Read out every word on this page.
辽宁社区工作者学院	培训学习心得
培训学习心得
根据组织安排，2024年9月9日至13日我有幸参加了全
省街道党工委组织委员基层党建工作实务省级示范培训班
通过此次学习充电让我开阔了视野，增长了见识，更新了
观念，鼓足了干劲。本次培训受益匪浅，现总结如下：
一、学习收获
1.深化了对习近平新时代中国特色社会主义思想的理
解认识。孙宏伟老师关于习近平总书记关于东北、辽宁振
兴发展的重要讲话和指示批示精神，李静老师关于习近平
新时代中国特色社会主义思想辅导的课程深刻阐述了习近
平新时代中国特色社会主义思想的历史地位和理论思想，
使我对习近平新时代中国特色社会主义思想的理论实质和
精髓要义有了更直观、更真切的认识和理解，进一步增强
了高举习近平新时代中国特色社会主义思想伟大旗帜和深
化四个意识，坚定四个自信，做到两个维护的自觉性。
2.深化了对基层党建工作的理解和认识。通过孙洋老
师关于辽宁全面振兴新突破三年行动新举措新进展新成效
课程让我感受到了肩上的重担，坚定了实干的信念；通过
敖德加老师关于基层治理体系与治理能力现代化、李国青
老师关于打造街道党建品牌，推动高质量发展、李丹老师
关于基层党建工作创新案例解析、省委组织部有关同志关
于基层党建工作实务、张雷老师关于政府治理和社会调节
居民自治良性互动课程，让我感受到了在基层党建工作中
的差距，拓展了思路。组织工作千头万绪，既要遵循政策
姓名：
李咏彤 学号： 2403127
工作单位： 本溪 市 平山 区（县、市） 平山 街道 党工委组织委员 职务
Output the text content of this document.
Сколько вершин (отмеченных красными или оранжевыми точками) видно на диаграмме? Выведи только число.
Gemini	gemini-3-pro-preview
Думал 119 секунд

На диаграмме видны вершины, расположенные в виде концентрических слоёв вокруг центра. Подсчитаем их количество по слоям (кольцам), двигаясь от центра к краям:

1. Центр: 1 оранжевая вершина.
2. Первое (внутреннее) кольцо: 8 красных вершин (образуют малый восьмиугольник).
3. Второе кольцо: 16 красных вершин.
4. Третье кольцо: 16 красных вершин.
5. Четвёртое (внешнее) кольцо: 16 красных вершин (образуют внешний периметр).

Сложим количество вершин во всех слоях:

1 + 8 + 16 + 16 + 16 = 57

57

+===+

Written exercise:
Read the data above and pull out each line that holds the string "this".

Final result:
Read out every word on this page.
Output the text content of this document.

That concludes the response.